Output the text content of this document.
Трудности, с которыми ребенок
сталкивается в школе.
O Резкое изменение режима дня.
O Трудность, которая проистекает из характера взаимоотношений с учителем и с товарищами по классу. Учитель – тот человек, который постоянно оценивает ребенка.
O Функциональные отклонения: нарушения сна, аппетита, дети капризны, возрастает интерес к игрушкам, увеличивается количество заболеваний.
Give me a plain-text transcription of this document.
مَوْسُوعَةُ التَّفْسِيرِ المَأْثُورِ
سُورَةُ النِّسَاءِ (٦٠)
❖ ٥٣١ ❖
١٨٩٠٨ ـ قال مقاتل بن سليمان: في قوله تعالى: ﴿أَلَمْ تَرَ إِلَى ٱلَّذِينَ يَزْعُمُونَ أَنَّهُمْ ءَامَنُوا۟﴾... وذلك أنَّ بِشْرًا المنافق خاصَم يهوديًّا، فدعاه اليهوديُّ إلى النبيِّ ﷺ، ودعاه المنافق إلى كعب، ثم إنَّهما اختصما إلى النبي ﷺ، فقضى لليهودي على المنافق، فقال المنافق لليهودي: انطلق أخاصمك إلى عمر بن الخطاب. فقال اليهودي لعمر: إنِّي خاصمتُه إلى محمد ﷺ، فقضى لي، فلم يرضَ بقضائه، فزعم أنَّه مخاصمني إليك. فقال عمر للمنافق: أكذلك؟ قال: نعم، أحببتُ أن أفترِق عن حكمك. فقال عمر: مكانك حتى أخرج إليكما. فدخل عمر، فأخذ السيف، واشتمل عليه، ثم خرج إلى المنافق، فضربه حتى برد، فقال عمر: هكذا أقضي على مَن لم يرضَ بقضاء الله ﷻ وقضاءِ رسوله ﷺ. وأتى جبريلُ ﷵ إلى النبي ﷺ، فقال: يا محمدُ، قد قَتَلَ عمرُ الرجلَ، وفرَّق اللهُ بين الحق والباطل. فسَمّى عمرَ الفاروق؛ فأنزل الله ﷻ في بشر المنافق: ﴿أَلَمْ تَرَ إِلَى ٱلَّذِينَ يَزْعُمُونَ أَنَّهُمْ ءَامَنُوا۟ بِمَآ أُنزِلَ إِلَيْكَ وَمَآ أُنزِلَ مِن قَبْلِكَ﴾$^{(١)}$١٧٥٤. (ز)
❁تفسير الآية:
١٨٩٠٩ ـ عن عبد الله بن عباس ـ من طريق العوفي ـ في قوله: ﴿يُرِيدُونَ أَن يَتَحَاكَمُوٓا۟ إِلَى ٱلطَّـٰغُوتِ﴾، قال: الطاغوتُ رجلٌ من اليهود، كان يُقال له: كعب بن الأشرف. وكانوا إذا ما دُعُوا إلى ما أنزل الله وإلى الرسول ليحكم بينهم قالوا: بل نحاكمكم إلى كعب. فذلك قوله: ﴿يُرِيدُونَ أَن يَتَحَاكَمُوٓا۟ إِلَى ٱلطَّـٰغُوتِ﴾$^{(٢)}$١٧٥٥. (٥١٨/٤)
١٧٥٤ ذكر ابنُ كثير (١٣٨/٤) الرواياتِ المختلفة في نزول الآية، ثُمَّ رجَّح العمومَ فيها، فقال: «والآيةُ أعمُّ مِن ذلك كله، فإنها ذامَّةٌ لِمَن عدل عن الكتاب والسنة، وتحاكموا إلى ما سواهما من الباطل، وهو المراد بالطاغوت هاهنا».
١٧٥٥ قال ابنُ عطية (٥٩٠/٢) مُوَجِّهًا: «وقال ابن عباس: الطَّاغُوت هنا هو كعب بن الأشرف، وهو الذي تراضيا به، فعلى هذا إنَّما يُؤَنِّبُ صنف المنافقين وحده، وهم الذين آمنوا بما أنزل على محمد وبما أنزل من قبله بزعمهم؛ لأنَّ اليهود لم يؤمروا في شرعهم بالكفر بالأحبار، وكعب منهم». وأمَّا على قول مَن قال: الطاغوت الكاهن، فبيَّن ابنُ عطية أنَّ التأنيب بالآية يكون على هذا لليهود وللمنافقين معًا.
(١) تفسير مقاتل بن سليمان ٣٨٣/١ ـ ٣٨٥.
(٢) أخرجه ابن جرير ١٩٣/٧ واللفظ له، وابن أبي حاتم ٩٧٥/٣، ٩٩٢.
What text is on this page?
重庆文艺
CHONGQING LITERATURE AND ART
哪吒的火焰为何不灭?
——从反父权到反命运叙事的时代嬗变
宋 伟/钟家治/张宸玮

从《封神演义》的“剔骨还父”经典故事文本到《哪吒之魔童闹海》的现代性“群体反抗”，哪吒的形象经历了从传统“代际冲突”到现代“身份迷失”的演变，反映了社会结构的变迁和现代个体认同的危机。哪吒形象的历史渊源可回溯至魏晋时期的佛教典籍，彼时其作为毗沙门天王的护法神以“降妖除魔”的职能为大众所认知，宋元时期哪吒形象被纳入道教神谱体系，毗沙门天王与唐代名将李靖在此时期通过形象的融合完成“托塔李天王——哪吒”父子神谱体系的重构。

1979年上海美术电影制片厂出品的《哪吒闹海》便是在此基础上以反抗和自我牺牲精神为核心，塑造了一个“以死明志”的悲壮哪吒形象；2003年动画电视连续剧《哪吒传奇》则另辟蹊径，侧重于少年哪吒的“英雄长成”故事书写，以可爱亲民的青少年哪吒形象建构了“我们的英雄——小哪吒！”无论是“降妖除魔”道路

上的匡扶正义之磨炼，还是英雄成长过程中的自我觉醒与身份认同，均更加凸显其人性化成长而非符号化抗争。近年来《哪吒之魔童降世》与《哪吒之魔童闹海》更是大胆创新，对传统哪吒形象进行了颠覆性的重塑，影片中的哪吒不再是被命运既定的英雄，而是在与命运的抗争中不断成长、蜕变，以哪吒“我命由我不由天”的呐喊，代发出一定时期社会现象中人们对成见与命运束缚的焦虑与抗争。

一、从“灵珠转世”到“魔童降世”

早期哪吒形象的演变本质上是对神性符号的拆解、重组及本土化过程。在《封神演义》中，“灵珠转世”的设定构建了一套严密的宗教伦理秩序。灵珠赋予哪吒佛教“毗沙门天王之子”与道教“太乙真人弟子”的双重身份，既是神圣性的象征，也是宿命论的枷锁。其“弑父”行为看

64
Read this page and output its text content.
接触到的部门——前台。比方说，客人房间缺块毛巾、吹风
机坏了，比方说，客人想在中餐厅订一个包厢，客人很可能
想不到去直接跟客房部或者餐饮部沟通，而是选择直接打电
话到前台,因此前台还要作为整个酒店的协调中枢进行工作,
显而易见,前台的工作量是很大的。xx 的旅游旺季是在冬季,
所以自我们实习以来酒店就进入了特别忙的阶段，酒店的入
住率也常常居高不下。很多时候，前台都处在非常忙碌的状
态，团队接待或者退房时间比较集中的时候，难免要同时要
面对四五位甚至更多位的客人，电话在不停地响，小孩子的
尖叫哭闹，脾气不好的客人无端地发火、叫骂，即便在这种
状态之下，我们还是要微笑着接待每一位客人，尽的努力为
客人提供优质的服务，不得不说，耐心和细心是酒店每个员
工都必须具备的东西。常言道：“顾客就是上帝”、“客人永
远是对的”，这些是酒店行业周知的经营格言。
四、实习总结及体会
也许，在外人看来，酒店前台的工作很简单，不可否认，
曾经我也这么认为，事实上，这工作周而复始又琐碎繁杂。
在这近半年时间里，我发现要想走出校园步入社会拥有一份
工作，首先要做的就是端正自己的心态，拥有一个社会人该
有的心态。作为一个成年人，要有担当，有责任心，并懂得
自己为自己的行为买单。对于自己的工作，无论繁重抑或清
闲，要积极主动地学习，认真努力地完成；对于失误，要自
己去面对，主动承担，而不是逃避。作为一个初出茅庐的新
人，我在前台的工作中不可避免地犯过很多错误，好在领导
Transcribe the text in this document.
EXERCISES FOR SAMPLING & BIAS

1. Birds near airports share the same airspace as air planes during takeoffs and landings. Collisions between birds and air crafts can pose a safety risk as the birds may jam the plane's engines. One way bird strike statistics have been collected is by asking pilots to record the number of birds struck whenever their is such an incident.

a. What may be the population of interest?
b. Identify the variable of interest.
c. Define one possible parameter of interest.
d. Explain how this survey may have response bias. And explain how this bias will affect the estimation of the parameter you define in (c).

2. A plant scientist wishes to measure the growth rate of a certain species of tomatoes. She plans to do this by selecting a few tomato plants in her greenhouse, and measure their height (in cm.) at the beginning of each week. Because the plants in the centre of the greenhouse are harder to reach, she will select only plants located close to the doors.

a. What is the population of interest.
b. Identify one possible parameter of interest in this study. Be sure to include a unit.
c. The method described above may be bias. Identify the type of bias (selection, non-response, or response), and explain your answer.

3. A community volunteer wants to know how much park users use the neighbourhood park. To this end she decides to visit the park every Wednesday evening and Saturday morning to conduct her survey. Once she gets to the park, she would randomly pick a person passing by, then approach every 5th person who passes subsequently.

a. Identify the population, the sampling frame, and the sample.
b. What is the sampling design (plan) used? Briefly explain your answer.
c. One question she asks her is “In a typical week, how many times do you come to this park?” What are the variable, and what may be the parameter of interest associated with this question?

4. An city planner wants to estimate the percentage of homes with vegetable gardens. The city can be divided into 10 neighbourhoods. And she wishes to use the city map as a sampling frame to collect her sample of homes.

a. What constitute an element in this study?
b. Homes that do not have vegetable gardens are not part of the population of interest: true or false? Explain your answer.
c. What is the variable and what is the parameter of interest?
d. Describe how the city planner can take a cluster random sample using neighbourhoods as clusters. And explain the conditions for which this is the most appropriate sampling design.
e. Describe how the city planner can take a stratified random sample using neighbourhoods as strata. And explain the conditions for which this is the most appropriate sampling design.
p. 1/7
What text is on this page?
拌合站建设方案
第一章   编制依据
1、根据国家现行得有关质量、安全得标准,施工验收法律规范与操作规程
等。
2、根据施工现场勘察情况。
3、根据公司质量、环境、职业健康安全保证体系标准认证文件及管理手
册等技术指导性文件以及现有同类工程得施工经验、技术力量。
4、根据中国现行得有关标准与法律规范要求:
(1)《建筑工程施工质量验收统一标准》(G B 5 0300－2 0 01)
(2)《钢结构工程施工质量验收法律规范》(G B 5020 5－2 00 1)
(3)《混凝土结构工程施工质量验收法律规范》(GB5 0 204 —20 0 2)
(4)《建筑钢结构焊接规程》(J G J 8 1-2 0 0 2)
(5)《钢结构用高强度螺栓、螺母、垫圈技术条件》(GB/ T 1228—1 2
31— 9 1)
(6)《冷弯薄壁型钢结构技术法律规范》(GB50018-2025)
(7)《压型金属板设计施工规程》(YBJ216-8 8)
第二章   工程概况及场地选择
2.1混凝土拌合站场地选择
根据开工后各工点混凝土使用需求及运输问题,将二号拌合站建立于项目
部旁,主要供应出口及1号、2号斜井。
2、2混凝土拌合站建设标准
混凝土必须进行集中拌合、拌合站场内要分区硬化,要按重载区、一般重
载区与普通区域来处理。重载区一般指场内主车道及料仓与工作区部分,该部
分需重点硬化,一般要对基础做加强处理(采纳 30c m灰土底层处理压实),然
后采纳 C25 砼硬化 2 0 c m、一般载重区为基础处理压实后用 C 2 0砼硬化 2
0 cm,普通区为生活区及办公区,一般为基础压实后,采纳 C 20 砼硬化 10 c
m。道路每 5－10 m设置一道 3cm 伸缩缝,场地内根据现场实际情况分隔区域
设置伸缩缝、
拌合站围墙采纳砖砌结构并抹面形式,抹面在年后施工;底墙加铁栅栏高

WORK TO DO:
Report all lines of the material that contain the word "عباس".

OUTPUT FOR THIS EXERCISE:
١٨٩٠٩ ـ عن عبد الله بن عباس ـ من طريق العوفي ـ في قوله: ﴿يُرِيدُونَ أَن يَتَحَاكَمُوٓا۟ إِلَى ٱلطَّـٰغُوتِ﴾، قال: الطاغوتُ رجلٌ من اليهود، كان يُقال له: كعب بن الأشرف. وكانوا إذا ما دُعُوا إلى ما أنزل الله وإلى الرسول ليحكم بينهم قالوا: بل نحاكمكم إلى كعب. فذلك قوله: ﴿يُرِيدُونَ أَن يَتَحَاكَمُوٓا۟ إِلَى ٱلطَّـٰغُوتِ﴾$^{(٢)}$١٧٥٥. (٥١٨/٤)
١٧٥٥ قال ابنُ عطية (٥٩٠/٢) مُوَجِّهًا: «وقال ابن عباس: الطَّاغُوت هنا هو كعب بن الأشرف، وهو الذي تراضيا به، فعلى هذا إنَّما يُؤَنِّبُ صنف المنافقين وحده، وهم الذين آمنوا بما أنزل على محمد وبما أنزل من قبله بزعمهم؛ لأنَّ اليهود لم يؤمروا في شرعهم بالكفر بالأحبار، وكعب منهم». وأمَّا على قول مَن قال: الطاغوت الكاهن، فبيَّن ابنُ عطية أنَّ التأنيب بالآية يكون على هذا لليهود وللمنافقين معًا.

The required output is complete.